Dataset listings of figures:
__________________________________________________
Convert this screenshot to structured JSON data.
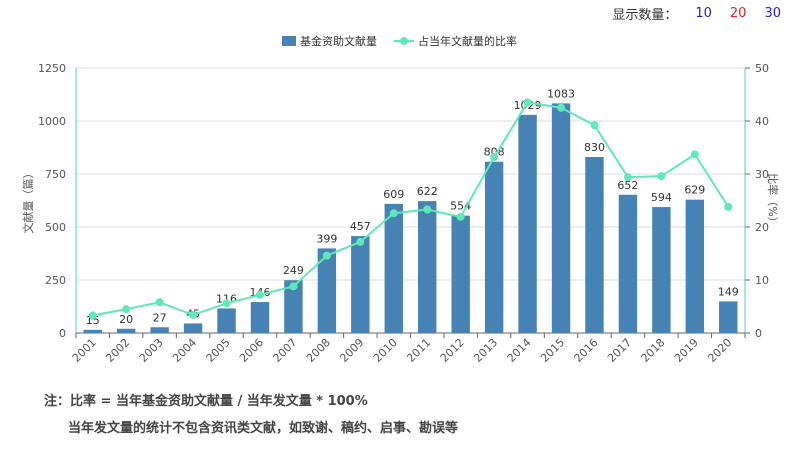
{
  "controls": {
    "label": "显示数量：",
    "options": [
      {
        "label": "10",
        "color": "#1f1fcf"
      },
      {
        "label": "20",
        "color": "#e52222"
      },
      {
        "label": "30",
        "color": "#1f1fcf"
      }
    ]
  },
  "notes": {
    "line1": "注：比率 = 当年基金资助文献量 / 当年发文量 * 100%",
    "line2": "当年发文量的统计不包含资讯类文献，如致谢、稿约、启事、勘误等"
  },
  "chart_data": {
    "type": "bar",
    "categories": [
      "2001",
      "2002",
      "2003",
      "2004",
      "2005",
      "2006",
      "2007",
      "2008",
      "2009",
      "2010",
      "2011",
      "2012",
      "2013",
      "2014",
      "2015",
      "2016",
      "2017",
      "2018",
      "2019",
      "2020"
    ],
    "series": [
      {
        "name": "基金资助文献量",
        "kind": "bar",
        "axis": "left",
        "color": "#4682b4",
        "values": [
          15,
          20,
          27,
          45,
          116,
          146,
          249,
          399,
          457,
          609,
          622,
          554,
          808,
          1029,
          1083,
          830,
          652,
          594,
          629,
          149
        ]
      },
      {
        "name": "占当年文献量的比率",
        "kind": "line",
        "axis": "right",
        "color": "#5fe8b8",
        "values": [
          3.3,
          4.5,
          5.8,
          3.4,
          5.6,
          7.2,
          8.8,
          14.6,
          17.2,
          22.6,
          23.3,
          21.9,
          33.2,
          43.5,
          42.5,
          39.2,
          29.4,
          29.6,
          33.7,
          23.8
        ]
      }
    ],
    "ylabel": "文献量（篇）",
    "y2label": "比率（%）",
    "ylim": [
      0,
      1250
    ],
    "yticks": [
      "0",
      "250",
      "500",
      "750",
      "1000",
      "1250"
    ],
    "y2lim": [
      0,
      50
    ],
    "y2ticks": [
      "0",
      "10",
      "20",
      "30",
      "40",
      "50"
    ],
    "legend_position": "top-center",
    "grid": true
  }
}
__________________________________________________
§ **Short problem**
Reproduce all of the data exactly; the pictures do not belong in the copy.

§ **Reply to the task**
Convert this screenshot to structured JSON data.
{
  "controls": {
    "label": "显示数量：",
    "options": [
      {
        "label": "10",
        "color": "#1f1fcf"
      },
      {
        "label": "20",
        "color": "#e52222"
      },
      {
        "label": "30",
        "color": "#1f1fcf"
      }
    ]
  },
  "notes": {
    "line1": "注：比率 = 当年基金资助文献量 / 当年发文量 * 100%",
    "line2": "当年发文量的统计不包含资讯类文献，如致谢、稿约、启事、勘误等"
  },
  "chart_data": {
    "type": "bar",
    "categories": [
      "2001",
      "2002",
      "2003",
      "2004",
      "2005",
      "2006",
      "2007",
      "2008",
      "2009",
      "2010",
      "2011",
      "2012",
      "2013",
      "2014",
      "2015",
      "2016",
      "2017",
      "2018",
      "2019",
      "2020"
    ],
    "series": [
      {
        "name": "基金资助文献量",
        "kind": "bar",
        "axis": "left",
        "color": "#4682b4",
        "values": [
          15,
          20,
          27,
          45,
          116,
          146,
          249,
          399,
          457,
          609,
          622,
          554,
          808,
          1029,
          1083,
          830,
          652,
          594,
          629,
          149
        ]
      },
      {
        "name": "占当年文献量的比率",
        "kind": "line",
        "axis": "right",
        "color": "#5fe8b8",
        "values": [
          3.3,
          4.5,
          5.8,
          3.4,
          5.6,
          7.2,
          8.8,
          14.6,
          17.2,
          22.6,
          23.3,
          21.9,
          33.2,
          43.5,
          42.5,
          39.2,
          29.4,
          29.6,
          33.7,
          23.8
        ]
      }
    ],
    "ylabel": "文献量（篇）",
    "y2label": "比率（%）",
    "ylim": [
      0,
      1250
    ],
    "yticks": [
      "0",
      "250",
      "500",
      "750",
      "1000",
      "1250"
    ],
    "y2lim": [
      0,
      50
    ],
    "y2ticks": [
      "0",
      "10",
      "20",
      "30",
      "40",
      "50"
    ],
    "legend_position": "top-center",
    "grid": true
  }
}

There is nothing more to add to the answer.